• Problem to work on: Work out how many lines of the records hold the string "this", and reply with that number alone.

• Given records:
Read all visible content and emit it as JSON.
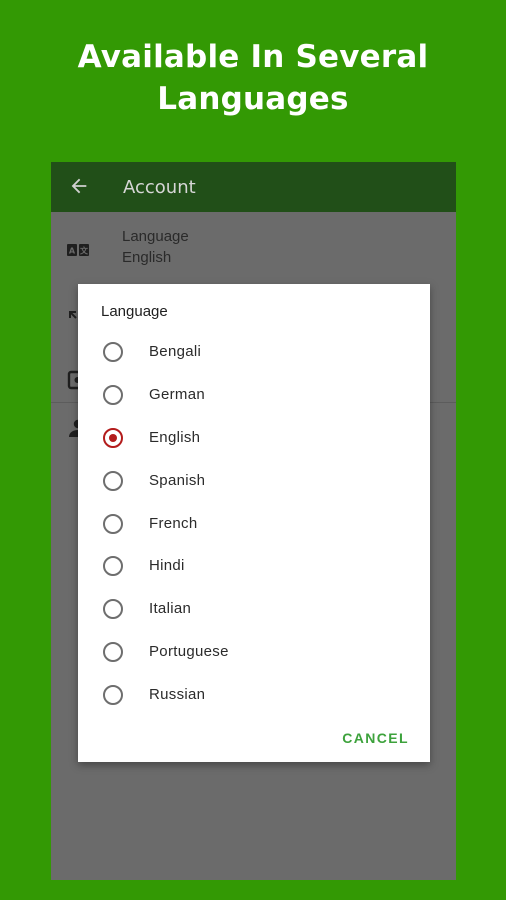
{
  "promo": {
    "line1": "Available In Several",
    "line2": "Languages"
  },
  "appbar": {
    "back_icon": "arrow-left-icon",
    "title": "Account"
  },
  "settings": {
    "language": {
      "icon": "translate-icon",
      "title": "Language",
      "value": "English"
    },
    "row2_icon": "expand-icon",
    "row3_icon": "switch-account-icon",
    "row4_icon": "person-icon"
  },
  "dialog": {
    "title": "Language",
    "options": [
      {
        "label": "Bengali",
        "checked": false
      },
      {
        "label": "German",
        "checked": false
      },
      {
        "label": "English",
        "checked": true
      },
      {
        "label": "Spanish",
        "checked": false
      },
      {
        "label": "French",
        "checked": false
      },
      {
        "label": "Hindi",
        "checked": false
      },
      {
        "label": "Italian",
        "checked": false
      },
      {
        "label": "Portuguese",
        "checked": false
      },
      {
        "label": "Russian",
        "checked": false
      }
    ],
    "cancel_label": "CANCEL"
  },
  "colors": {
    "background": "#339904",
    "appbar": "#214f18",
    "radio_selected": "#b31c1c",
    "accent_button": "#3da23c"
  }
}
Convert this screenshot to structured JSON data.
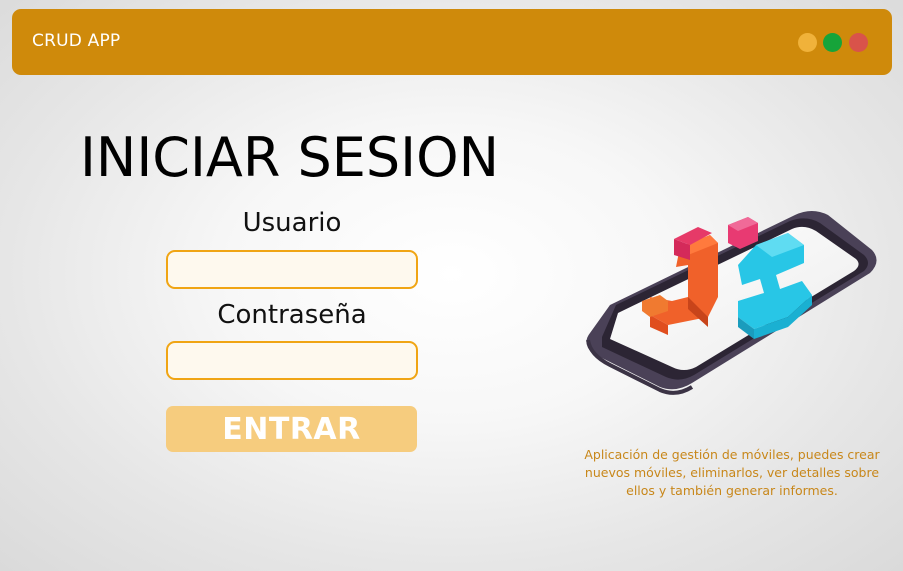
{
  "window": {
    "title": "CRUD APP",
    "controls": [
      {
        "name": "minimize",
        "color": "#f0b23a"
      },
      {
        "name": "maximize",
        "color": "#16a43a"
      },
      {
        "name": "close",
        "color": "#d9534a"
      }
    ]
  },
  "login": {
    "heading": "INICIAR SESION",
    "username_label": "Usuario",
    "username_value": "",
    "password_label": "Contraseña",
    "password_value": "",
    "submit_label": "ENTRAR"
  },
  "illustration": {
    "icon": "phone-with-3d-js-logo-icon"
  },
  "description": "Aplicación de gestión de móviles, puedes crear nuevos móviles, eliminarlos, ver detalles sobre ellos y también generar informes.",
  "colors": {
    "accent": "#cf8a0b",
    "input_border": "#f0a514",
    "button": "#f6cc7e",
    "description_text": "#c8871a"
  }
}
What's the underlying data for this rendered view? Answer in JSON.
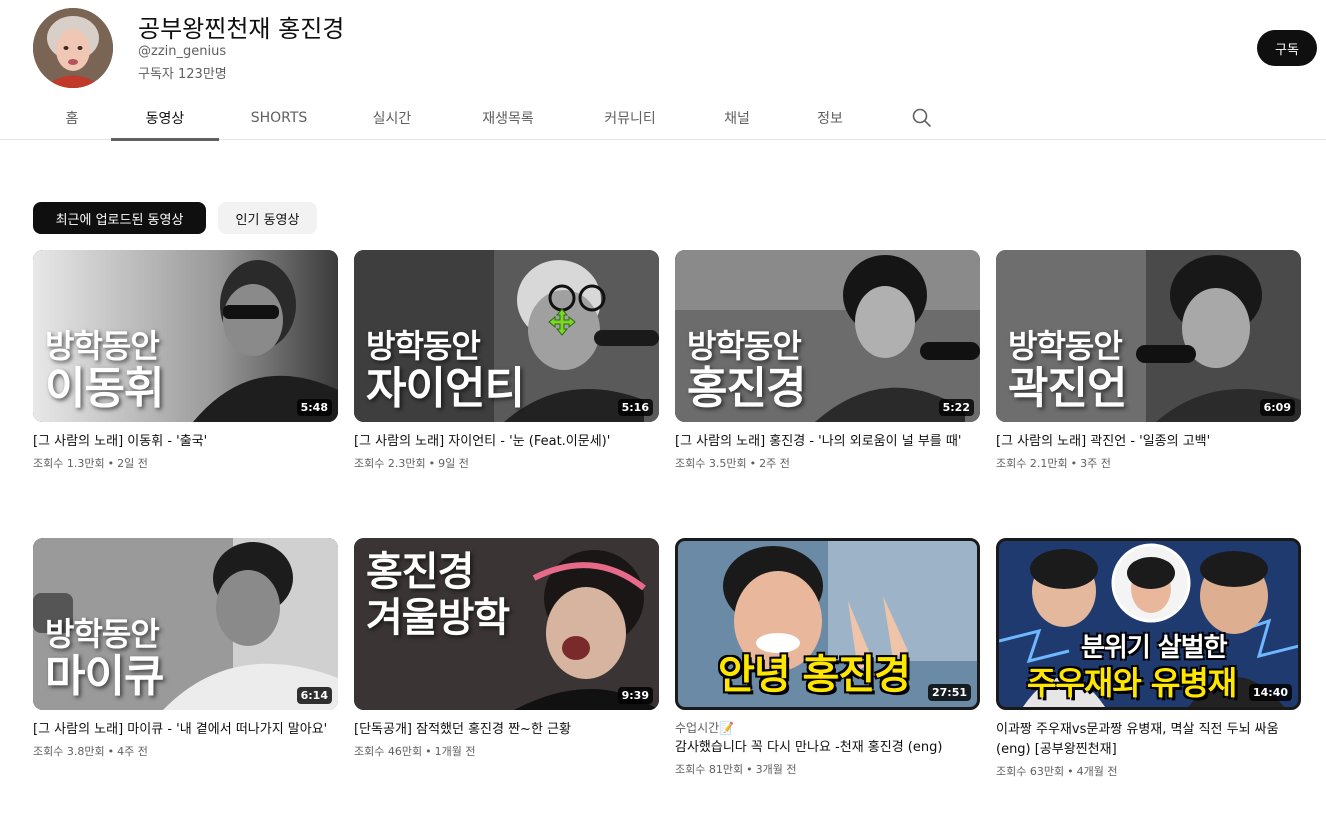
{
  "channel": {
    "name": "공부왕찐천재 홍진경",
    "handle": "@zzin_genius",
    "subscribers": "구독자 123만명",
    "subscribe_label": "구독"
  },
  "tabs": [
    {
      "label": "홈"
    },
    {
      "label": "동영상"
    },
    {
      "label": "SHORTS"
    },
    {
      "label": "실시간"
    },
    {
      "label": "재생목록"
    },
    {
      "label": "커뮤니티"
    },
    {
      "label": "채널"
    },
    {
      "label": "정보"
    }
  ],
  "active_tab": "동영상",
  "chips": [
    {
      "label": "최근에 업로드된 동영상",
      "selected": true
    },
    {
      "label": "인기 동영상",
      "selected": false
    }
  ],
  "videos": [
    {
      "title": "[그 사람의 노래] 이동휘 - '출국'",
      "views": "조회수 1.3만회",
      "age": "2일 전",
      "duration": "5:48",
      "overlay_top": "방학동안",
      "overlay_bottom": "이동휘"
    },
    {
      "title": "[그 사람의 노래] 자이언티 - '눈 (Feat.이문세)'",
      "views": "조회수 2.3만회",
      "age": "9일 전",
      "duration": "5:16",
      "overlay_top": "방학동안",
      "overlay_bottom": "자이언티"
    },
    {
      "title": "[그 사람의 노래] 홍진경 - '나의 외로움이 널 부를 때'",
      "views": "조회수 3.5만회",
      "age": "2주 전",
      "duration": "5:22",
      "overlay_top": "방학동안",
      "overlay_bottom": "홍진경"
    },
    {
      "title": "[그 사람의 노래] 곽진언 - '일종의 고백'",
      "views": "조회수 2.1만회",
      "age": "3주 전",
      "duration": "6:09",
      "overlay_top": "방학동안",
      "overlay_bottom": "곽진언"
    },
    {
      "title": "[그 사람의 노래] 마이큐 - '내 곁에서 떠나가지 말아요'",
      "views": "조회수 3.8만회",
      "age": "4주 전",
      "duration": "6:14",
      "overlay_top": "방학동안",
      "overlay_bottom": "마이큐"
    },
    {
      "title": "[단독공개] 잠적했던 홍진경 짠~한 근황",
      "views": "조회수 46만회",
      "age": "1개월 전",
      "duration": "9:39",
      "overlay_top": "홍진경",
      "overlay_bottom": "겨울방학"
    },
    {
      "pre_title": "수업시간📝",
      "title": "감사했습니다 꼭 다시 만나요 -천재 홍진경 (eng)",
      "views": "조회수 81만회",
      "age": "3개월 전",
      "duration": "27:51",
      "overlay_top": "",
      "overlay_bottom": "안녕 홍진경"
    },
    {
      "title": "이과짱 주우재vs문과짱 유병재, 멱살 직전 두뇌 싸움 (eng) [공부왕찐천재]",
      "views": "조회수 63만회",
      "age": "4개월 전",
      "duration": "14:40",
      "overlay_top": "분위기 살벌한",
      "overlay_bottom": "주우재와 유병재"
    }
  ],
  "colors": {
    "accent_yellow": "#ffe600",
    "subscribe_bg": "#0f0f0f",
    "meta_gray": "#606060"
  },
  "icons": [
    "search-icon",
    "move-cursor-icon"
  ]
}
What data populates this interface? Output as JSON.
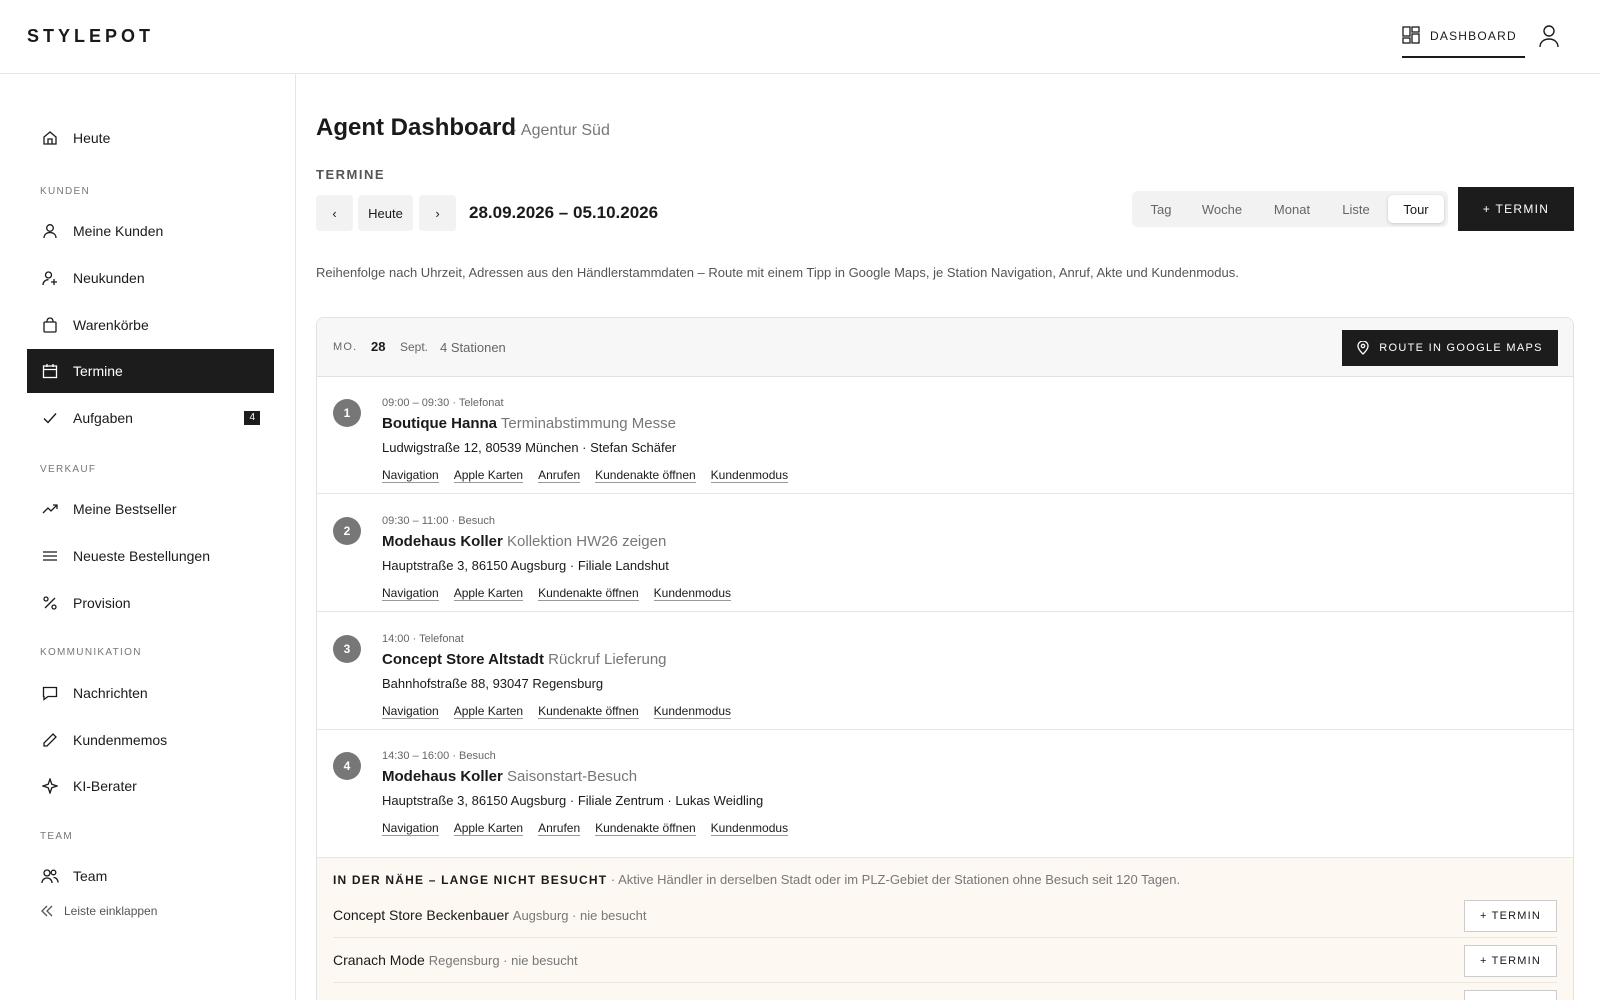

• Task result: 3